> [Listing]
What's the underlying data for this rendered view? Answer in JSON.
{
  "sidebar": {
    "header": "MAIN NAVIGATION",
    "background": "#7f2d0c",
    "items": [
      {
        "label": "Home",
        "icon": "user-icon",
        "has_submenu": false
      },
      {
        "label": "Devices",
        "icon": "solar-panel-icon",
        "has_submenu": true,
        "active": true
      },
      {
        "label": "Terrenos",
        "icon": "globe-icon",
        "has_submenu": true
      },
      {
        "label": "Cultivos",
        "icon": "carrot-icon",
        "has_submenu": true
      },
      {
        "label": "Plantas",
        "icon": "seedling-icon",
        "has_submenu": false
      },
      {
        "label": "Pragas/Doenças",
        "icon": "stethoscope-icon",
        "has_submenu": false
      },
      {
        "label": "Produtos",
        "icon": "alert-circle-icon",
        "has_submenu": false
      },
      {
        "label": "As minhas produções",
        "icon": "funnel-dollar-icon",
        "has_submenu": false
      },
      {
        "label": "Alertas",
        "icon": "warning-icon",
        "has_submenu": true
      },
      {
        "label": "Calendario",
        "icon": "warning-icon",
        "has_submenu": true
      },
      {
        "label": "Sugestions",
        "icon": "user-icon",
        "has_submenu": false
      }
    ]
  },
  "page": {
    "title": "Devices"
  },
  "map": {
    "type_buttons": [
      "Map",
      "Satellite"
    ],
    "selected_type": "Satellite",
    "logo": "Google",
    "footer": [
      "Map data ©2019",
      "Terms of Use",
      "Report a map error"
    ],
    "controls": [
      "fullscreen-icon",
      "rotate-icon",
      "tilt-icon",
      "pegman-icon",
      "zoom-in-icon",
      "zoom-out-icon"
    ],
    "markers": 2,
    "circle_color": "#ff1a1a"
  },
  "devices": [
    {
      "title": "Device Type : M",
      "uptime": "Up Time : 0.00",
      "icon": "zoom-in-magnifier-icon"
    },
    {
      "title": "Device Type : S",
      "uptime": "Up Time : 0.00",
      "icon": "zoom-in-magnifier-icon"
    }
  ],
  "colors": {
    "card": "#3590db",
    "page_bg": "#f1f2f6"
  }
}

> [What is being asked]
Extract the full listing above without altering anything.

> [Answer to the exercise]
What's the underlying data for this rendered view? Answer in JSON.
{
  "sidebar": {
    "header": "MAIN NAVIGATION",
    "background": "#7f2d0c",
    "items": [
      {
        "label": "Home",
        "icon": "user-icon",
        "has_submenu": false
      },
      {
        "label": "Devices",
        "icon": "solar-panel-icon",
        "has_submenu": true,
        "active": true
      },
      {
        "label": "Terrenos",
        "icon": "globe-icon",
        "has_submenu": true
      },
      {
        "label": "Cultivos",
        "icon": "carrot-icon",
        "has_submenu": true
      },
      {
        "label": "Plantas",
        "icon": "seedling-icon",
        "has_submenu": false
      },
      {
        "label": "Pragas/Doenças",
        "icon": "stethoscope-icon",
        "has_submenu": false
      },
      {
        "label": "Produtos",
        "icon": "alert-circle-icon",
        "has_submenu": false
      },
      {
        "label": "As minhas produções",
        "icon": "funnel-dollar-icon",
        "has_submenu": false
      },
      {
        "label": "Alertas",
        "icon": "warning-icon",
        "has_submenu": true
      },
      {
        "label": "Calendario",
        "icon": "warning-icon",
        "has_submenu": true
      },
      {
        "label": "Sugestions",
        "icon": "user-icon",
        "has_submenu": false
      }
    ]
  },
  "page": {
    "title": "Devices"
  },
  "map": {
    "type_buttons": [
      "Map",
      "Satellite"
    ],
    "selected_type": "Satellite",
    "logo": "Google",
    "footer": [
      "Map data ©2019",
      "Terms of Use",
      "Report a map error"
    ],
    "controls": [
      "fullscreen-icon",
      "rotate-icon",
      "tilt-icon",
      "pegman-icon",
      "zoom-in-icon",
      "zoom-out-icon"
    ],
    "markers": 2,
    "circle_color": "#ff1a1a"
  },
  "devices": [
    {
      "title": "Device Type : M",
      "uptime": "Up Time : 0.00",
      "icon": "zoom-in-magnifier-icon"
    },
    {
      "title": "Device Type : S",
      "uptime": "Up Time : 0.00",
      "icon": "zoom-in-magnifier-icon"
    }
  ],
  "colors": {
    "card": "#3590db",
    "page_bg": "#f1f2f6"
  }
}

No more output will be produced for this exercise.